■ TASK ■
What follows is a set of entries. Repeat them exactly, but not their pictures.

■ DATA PROVIDED ■
+ + + + +
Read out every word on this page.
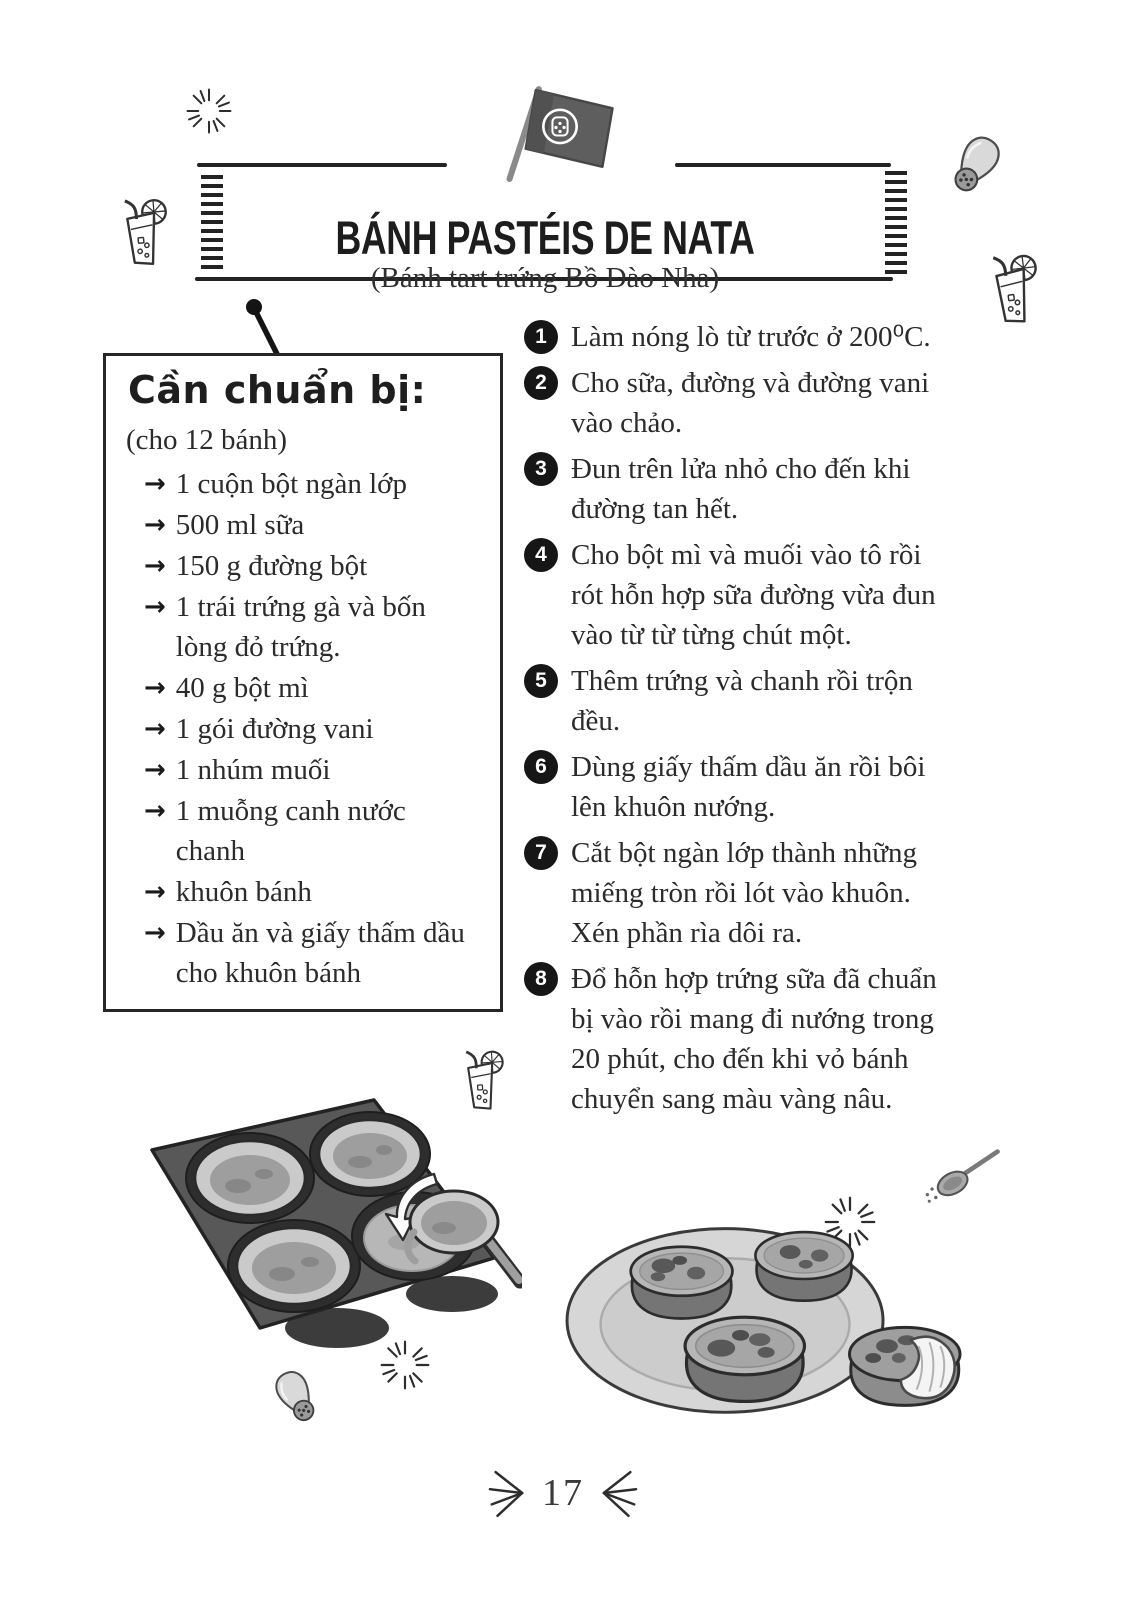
BÁNH PASTÉIS DE NATA

(Bánh tart trứng Bồ Đào Nha)

Cần chuẩn bị:

(cho 12 bánh)

→ 1 cuộn bột ngàn lớp
→ 500 ml sữa
→ 150 g đường bột
→ 1 trái trứng gà và bốn lòng đỏ trứng.
→ 40 g bột mì
→ 1 gói đường vani
→ 1 nhúm muối
→ 1 muỗng canh nước chanh
→ khuôn bánh
→ Dầu ăn và giấy thấm dầu cho khuôn bánh
1 Làm nóng lò từ trước ở 200⁰C.
2 Cho sữa, đường và đường vani vào chảo.
3 Đun trên lửa nhỏ cho đến khi đường tan hết.
4 Cho bột mì và muối vào tô rồi rót hỗn hợp sữa đường vừa đun vào từ từ từng chút một.
5 Thêm trứng và chanh rồi trộn đều.
6 Dùng giấy thấm dầu ăn rồi bôi lên khuôn nướng.
7 Cắt bột ngàn lớp thành những miếng tròn rồi lót vào khuôn. Xén phần rìa dôi ra.
8 Đổ hỗn hợp trứng sữa đã chuẩn bị vào rồi mang đi nướng trong 20 phút, cho đến khi vỏ bánh chuyển sang màu vàng nâu.
17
+ + + + +
■ ANSWER TO THIS EXERCISE ■
Read out every word on this page.
BÁNH PASTÉIS DE NATA

(Bánh tart trứng Bồ Đào Nha)

Cần chuẩn bị:

(cho 12 bánh)

→ 1 cuộn bột ngàn lớp
→ 500 ml sữa
→ 150 g đường bột
→ 1 trái trứng gà và bốn lòng đỏ trứng.
→ 40 g bột mì
→ 1 gói đường vani
→ 1 nhúm muối
→ 1 muỗng canh nước chanh
→ khuôn bánh
→ Dầu ăn và giấy thấm dầu cho khuôn bánh
1 Làm nóng lò từ trước ở 200⁰C.
2 Cho sữa, đường và đường vani vào chảo.
3 Đun trên lửa nhỏ cho đến khi đường tan hết.
4 Cho bột mì và muối vào tô rồi rót hỗn hợp sữa đường vừa đun vào từ từ từng chút một.
5 Thêm trứng và chanh rồi trộn đều.
6 Dùng giấy thấm dầu ăn rồi bôi lên khuôn nướng.
7 Cắt bột ngàn lớp thành những miếng tròn rồi lót vào khuôn. Xén phần rìa dôi ra.
8 Đổ hỗn hợp trứng sữa đã chuẩn bị vào rồi mang đi nướng trong 20 phút, cho đến khi vỏ bánh chuyển sang màu vàng nâu.
17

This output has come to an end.